(Short exercise): Quote every line of the entries below verbatim.

(Stored records):
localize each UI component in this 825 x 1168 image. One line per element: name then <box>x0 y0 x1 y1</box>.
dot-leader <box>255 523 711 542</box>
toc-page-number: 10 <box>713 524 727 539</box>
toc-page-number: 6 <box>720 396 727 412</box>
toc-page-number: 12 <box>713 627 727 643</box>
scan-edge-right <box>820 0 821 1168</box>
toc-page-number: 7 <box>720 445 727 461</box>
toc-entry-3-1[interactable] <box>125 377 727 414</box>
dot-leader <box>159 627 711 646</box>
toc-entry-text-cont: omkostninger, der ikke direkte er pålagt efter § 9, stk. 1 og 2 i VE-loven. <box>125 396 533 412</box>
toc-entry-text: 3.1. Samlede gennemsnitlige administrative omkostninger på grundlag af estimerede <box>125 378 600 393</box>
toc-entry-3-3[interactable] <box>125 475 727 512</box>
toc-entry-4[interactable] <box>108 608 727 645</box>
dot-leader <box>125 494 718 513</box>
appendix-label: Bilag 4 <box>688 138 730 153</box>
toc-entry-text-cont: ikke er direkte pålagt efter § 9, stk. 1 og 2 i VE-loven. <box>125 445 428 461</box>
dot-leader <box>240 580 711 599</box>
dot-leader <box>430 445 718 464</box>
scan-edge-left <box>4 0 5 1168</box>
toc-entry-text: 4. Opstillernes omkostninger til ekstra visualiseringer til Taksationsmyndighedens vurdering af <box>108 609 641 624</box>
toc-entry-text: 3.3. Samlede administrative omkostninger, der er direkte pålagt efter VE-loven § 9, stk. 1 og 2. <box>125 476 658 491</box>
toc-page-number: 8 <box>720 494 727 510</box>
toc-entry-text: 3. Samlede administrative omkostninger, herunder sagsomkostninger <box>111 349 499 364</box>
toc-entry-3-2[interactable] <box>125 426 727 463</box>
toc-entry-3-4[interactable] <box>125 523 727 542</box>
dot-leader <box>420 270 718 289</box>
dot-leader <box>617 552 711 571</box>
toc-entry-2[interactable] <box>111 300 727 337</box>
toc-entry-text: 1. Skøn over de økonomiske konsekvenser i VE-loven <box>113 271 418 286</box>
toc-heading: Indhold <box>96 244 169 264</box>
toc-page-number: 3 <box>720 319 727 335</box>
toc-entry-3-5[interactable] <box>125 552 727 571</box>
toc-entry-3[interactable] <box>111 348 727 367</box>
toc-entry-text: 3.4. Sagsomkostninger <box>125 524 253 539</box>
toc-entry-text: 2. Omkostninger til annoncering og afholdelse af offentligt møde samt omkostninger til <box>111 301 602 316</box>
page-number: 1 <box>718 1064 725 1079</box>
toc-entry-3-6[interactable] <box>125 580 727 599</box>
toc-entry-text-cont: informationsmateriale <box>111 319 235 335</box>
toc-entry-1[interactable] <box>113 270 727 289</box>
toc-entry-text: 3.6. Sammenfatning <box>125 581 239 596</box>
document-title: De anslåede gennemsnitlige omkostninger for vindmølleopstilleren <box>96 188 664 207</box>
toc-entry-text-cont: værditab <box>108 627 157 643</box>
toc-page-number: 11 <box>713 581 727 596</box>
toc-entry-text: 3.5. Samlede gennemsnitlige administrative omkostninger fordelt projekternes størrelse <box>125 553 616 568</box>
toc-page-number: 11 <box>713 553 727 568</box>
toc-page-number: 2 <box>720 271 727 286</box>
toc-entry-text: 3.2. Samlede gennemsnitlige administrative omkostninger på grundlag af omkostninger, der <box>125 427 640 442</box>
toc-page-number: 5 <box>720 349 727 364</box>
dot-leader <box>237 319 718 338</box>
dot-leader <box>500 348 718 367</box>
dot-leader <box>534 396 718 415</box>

(In response):
localize each UI component in this 825 x 1168 image. One line per element: name then <box>x0 y0 x1 y1</box>.
dot-leader <box>255 523 711 542</box>
toc-page-number: 10 <box>713 524 727 539</box>
toc-page-number: 6 <box>720 396 727 412</box>
toc-page-number: 12 <box>713 627 727 643</box>
scan-edge-right <box>820 0 821 1168</box>
toc-page-number: 7 <box>720 445 727 461</box>
toc-entry-3-1[interactable] <box>125 377 727 414</box>
dot-leader <box>159 627 711 646</box>
toc-entry-text-cont: omkostninger, der ikke direkte er pålagt efter § 9, stk. 1 og 2 i VE-loven. <box>125 396 533 412</box>
toc-entry-text: 3.1. Samlede gennemsnitlige administrative omkostninger på grundlag af estimerede <box>125 378 600 393</box>
toc-entry-3-3[interactable] <box>125 475 727 512</box>
toc-entry-4[interactable] <box>108 608 727 645</box>
dot-leader <box>125 494 718 513</box>
appendix-label: Bilag 4 <box>688 138 730 153</box>
toc-entry-text-cont: ikke er direkte pålagt efter § 9, stk. 1 og 2 i VE-loven. <box>125 445 428 461</box>
dot-leader <box>240 580 711 599</box>
dot-leader <box>430 445 718 464</box>
scan-edge-left <box>4 0 5 1168</box>
toc-entry-text: 4. Opstillernes omkostninger til ekstra visualiseringer til Taksationsmyndighedens vurdering af <box>108 609 641 624</box>
toc-entry-text: 3.3. Samlede administrative omkostninger, der er direkte pålagt efter VE-loven § 9, stk. 1 og 2. <box>125 476 658 491</box>
toc-page-number: 8 <box>720 494 727 510</box>
toc-entry-text: 3. Samlede administrative omkostninger, herunder sagsomkostninger <box>111 349 499 364</box>
toc-entry-3-2[interactable] <box>125 426 727 463</box>
toc-entry-3-4[interactable] <box>125 523 727 542</box>
dot-leader <box>420 270 718 289</box>
dot-leader <box>617 552 711 571</box>
toc-entry-2[interactable] <box>111 300 727 337</box>
toc-entry-text: 1. Skøn over de økonomiske konsekvenser i VE-loven <box>113 271 418 286</box>
toc-heading: Indhold <box>96 244 169 264</box>
toc-page-number: 3 <box>720 319 727 335</box>
toc-entry-3-5[interactable] <box>125 552 727 571</box>
toc-entry-3[interactable] <box>111 348 727 367</box>
toc-entry-text: 3.4. Sagsomkostninger <box>125 524 253 539</box>
toc-entry-text: 2. Omkostninger til annoncering og afholdelse af offentligt møde samt omkostninger til <box>111 301 602 316</box>
page-number: 1 <box>718 1064 725 1079</box>
toc-entry-3-6[interactable] <box>125 580 727 599</box>
toc-entry-text-cont: informationsmateriale <box>111 319 235 335</box>
toc-entry-1[interactable] <box>113 270 727 289</box>
toc-entry-text: 3.6. Sammenfatning <box>125 581 239 596</box>
document-title: De anslåede gennemsnitlige omkostninger for vindmølleopstilleren <box>96 188 664 207</box>
toc-entry-text-cont: værditab <box>108 627 157 643</box>
toc-page-number: 11 <box>713 581 727 596</box>
toc-entry-text: 3.5. Samlede gennemsnitlige administrative omkostninger fordelt projekternes størrelse <box>125 553 616 568</box>
toc-page-number: 11 <box>713 553 727 568</box>
toc-page-number: 2 <box>720 271 727 286</box>
toc-entry-text: 3.2. Samlede gennemsnitlige administrative omkostninger på grundlag af omkostninger, der <box>125 427 640 442</box>
toc-page-number: 5 <box>720 349 727 364</box>
dot-leader <box>237 319 718 338</box>
dot-leader <box>500 348 718 367</box>
dot-leader <box>534 396 718 415</box>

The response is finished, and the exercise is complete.